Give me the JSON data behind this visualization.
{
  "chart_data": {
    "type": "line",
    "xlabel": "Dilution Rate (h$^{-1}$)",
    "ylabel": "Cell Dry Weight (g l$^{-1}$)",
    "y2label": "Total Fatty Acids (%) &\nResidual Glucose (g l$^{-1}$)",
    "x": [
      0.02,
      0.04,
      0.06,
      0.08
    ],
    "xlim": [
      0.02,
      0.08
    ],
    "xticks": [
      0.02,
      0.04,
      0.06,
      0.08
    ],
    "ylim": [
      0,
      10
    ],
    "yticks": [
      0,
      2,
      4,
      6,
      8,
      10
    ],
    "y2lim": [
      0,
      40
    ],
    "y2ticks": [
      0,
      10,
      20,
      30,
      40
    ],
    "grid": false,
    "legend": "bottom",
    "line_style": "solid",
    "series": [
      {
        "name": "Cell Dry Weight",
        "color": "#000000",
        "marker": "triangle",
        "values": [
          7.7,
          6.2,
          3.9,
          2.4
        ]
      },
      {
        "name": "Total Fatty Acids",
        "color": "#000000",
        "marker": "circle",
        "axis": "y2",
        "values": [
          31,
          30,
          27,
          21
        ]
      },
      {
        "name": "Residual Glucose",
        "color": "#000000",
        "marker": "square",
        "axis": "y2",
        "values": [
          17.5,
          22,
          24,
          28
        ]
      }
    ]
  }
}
○ ○ ○
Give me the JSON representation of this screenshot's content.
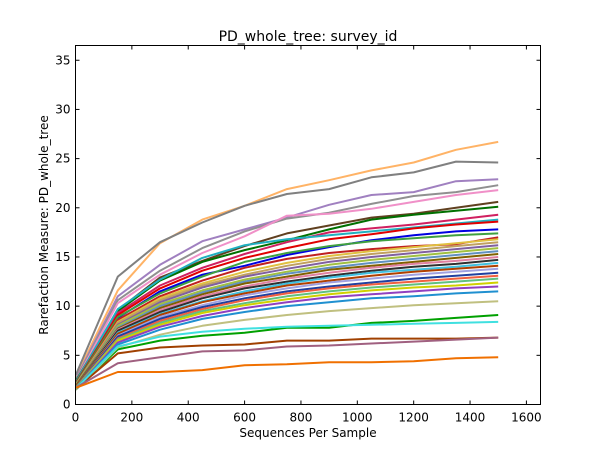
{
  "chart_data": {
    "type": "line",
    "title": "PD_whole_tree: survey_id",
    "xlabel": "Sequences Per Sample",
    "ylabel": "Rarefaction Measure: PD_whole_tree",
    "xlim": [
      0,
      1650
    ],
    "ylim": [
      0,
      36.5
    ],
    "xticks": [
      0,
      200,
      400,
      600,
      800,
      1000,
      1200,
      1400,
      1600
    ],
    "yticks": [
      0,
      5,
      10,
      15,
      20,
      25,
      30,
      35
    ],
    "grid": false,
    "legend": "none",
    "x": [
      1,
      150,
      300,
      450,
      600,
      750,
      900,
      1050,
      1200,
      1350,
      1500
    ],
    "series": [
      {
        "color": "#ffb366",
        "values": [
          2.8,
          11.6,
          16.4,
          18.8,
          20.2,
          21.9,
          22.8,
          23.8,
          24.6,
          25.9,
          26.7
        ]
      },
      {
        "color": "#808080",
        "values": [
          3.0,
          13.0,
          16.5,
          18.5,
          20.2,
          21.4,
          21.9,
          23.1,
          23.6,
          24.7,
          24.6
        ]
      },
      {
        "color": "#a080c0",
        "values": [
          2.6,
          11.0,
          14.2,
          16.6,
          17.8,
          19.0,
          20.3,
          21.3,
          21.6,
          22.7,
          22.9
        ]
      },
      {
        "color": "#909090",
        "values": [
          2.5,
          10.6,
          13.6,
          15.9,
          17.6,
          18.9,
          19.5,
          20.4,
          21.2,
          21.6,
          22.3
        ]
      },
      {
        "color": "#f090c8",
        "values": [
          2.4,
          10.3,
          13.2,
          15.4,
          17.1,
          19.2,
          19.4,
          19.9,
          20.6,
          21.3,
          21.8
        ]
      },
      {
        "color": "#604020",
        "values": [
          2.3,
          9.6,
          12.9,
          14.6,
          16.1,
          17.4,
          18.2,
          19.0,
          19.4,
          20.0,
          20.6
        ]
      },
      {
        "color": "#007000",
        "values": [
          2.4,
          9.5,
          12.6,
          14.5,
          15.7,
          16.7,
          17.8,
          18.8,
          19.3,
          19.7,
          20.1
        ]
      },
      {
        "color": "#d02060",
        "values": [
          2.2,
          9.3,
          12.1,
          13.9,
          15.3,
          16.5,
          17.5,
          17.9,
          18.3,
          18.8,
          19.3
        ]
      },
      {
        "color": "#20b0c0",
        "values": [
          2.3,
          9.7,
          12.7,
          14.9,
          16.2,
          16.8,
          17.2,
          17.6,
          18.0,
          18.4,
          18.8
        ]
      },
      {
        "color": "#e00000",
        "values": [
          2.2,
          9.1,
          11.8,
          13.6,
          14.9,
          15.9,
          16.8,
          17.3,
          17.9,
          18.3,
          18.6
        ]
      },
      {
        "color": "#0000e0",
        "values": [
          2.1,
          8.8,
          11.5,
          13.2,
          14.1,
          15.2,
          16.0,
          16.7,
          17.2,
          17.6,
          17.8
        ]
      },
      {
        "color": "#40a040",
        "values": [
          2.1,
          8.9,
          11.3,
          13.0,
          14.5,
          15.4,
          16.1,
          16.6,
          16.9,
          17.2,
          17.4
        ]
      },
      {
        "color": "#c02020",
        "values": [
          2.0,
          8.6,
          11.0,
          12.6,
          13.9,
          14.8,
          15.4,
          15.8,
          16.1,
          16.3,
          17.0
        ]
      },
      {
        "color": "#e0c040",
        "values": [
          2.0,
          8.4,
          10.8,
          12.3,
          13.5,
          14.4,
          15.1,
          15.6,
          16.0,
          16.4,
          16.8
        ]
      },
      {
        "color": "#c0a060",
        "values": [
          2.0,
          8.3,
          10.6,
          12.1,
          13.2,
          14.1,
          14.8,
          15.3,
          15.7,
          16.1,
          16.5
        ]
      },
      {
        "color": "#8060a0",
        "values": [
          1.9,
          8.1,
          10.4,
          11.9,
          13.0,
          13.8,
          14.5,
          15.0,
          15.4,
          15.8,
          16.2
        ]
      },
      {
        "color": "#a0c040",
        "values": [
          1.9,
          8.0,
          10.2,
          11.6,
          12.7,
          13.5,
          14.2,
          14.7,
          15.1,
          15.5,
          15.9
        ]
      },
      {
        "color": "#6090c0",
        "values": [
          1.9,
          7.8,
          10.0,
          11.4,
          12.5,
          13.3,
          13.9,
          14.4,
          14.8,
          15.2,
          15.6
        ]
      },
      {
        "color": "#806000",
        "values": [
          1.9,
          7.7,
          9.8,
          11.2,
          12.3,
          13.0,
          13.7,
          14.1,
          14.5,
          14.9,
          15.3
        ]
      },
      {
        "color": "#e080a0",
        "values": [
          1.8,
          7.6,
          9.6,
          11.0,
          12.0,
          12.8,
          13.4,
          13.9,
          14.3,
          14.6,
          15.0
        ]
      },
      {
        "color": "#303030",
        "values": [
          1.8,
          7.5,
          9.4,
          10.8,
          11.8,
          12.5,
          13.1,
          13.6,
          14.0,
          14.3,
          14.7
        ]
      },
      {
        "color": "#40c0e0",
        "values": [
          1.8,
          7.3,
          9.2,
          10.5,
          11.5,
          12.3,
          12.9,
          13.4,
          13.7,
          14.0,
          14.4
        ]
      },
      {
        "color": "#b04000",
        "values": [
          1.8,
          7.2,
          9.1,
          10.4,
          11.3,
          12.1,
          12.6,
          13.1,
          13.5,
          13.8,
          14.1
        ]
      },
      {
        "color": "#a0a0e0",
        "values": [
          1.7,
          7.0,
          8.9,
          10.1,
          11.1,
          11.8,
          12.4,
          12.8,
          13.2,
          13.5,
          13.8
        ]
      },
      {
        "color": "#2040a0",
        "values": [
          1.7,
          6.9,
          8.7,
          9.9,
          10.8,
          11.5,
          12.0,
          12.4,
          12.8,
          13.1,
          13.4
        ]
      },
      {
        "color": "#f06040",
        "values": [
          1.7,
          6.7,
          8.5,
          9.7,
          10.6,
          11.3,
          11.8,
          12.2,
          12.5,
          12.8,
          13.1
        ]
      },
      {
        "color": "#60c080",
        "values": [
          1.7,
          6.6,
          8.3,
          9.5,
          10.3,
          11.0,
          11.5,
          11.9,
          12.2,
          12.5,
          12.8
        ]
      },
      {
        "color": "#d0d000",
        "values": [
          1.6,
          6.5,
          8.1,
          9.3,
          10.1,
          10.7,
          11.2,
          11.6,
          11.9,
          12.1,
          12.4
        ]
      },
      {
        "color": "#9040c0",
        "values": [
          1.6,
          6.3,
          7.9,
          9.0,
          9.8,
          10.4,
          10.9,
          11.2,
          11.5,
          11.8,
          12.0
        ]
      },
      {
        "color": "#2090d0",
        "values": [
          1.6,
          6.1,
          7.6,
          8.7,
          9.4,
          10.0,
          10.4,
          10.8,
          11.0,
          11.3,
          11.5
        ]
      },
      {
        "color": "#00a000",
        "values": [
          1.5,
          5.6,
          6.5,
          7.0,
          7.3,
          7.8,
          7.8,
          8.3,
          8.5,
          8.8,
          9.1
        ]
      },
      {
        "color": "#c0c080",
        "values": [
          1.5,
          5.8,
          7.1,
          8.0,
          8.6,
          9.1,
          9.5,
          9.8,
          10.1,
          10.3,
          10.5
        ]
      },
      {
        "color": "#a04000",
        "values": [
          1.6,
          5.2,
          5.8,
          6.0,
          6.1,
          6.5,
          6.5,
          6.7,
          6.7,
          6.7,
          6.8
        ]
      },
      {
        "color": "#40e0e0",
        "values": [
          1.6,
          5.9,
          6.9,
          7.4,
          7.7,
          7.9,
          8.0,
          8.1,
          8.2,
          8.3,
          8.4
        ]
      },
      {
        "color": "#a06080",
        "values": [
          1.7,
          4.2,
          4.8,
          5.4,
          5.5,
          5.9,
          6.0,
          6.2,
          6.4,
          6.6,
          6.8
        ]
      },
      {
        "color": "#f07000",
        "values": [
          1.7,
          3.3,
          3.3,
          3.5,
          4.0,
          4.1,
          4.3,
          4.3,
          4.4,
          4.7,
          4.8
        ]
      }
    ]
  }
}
○ ○ ○
In the data above, how many lines contain the string "marker"? Answer with the number only.

Full answer: 3